* _GIVEN EXERCISE_:
Read the records below and copy each line that contains "leave".

* _STORED DATA_:
--- start ---
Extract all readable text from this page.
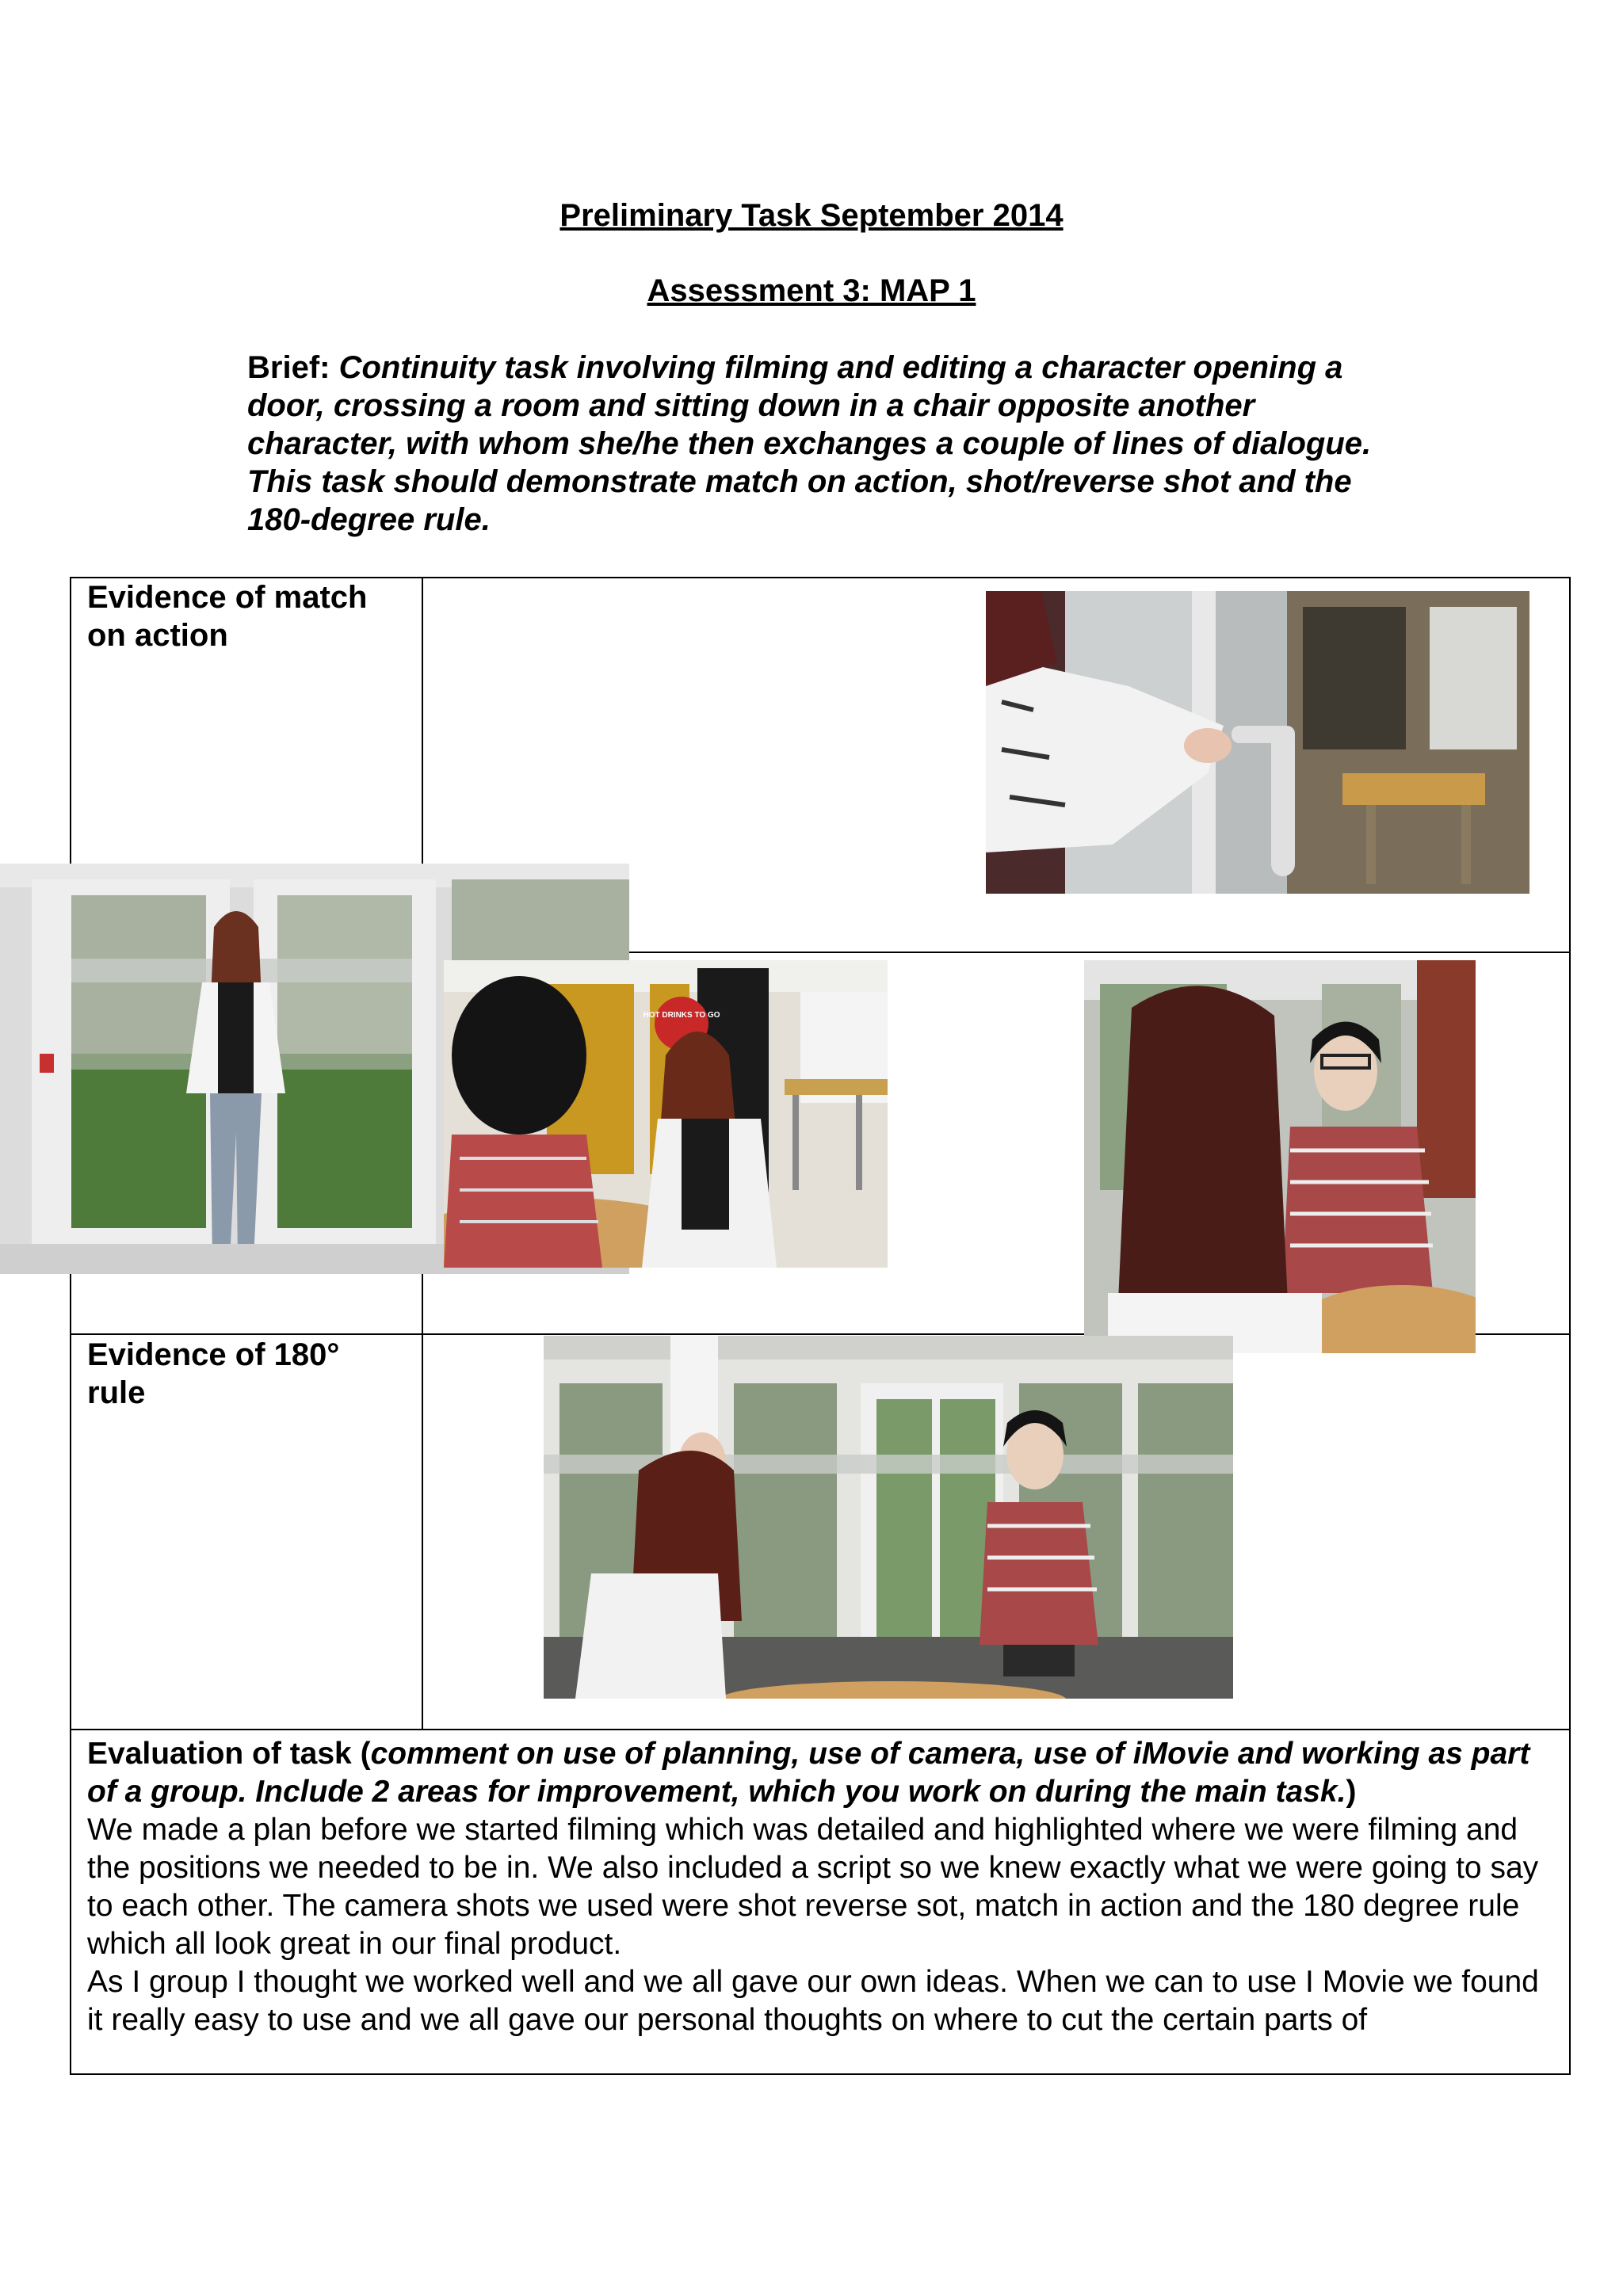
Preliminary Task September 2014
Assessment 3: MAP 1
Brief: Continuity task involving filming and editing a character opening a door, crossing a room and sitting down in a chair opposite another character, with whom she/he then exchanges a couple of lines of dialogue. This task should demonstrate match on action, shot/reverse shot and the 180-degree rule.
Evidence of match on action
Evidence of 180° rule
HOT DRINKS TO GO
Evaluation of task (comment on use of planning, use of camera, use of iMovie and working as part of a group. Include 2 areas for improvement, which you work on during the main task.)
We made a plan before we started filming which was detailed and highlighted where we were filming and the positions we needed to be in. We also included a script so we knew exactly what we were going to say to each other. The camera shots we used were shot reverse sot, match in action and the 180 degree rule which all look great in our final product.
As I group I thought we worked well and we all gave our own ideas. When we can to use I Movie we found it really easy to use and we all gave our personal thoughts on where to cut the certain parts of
--- end ---
--- start ---
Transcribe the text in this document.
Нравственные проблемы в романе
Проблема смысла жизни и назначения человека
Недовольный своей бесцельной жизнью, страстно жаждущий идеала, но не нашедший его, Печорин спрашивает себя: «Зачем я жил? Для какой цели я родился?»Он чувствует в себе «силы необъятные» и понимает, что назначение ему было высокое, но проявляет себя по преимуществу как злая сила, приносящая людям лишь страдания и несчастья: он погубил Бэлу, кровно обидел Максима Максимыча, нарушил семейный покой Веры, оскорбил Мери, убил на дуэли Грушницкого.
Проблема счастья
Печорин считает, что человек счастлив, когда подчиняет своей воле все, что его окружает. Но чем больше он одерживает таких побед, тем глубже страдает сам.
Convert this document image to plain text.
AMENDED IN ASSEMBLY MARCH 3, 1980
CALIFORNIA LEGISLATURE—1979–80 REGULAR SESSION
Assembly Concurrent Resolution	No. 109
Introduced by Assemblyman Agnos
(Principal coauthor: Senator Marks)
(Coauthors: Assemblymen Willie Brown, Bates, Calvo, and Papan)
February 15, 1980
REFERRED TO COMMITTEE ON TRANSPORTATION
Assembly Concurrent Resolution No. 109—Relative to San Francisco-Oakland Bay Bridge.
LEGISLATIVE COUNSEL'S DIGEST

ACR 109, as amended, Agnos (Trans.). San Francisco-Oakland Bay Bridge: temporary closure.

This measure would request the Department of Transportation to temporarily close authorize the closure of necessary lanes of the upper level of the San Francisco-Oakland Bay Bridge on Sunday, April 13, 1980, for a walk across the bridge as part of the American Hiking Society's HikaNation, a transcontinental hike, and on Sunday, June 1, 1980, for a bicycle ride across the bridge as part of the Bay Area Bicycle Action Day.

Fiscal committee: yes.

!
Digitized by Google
--- end ---
--- start ---
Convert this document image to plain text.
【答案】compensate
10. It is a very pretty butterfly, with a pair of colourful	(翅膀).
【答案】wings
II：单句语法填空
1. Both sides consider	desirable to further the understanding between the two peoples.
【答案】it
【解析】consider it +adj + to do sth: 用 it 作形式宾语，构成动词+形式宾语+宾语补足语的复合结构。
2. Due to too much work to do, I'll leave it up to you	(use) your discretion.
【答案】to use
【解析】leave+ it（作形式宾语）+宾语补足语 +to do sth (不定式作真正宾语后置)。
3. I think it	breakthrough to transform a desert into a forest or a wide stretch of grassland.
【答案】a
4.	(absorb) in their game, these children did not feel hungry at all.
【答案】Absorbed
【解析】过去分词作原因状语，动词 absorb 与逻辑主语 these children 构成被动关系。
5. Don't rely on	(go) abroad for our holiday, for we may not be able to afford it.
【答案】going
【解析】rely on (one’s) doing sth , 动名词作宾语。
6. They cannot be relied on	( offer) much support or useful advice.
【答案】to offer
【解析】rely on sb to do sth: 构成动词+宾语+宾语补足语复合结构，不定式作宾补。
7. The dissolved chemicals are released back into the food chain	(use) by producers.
--- end ---
* _SOLUTION_:
2. Due to too much work to do, I'll leave it up to you	(use) your discretion.
【解析】leave+ it（作形式宾语）+宾语补足语 +to do sth (不定式作真正宾语后置)。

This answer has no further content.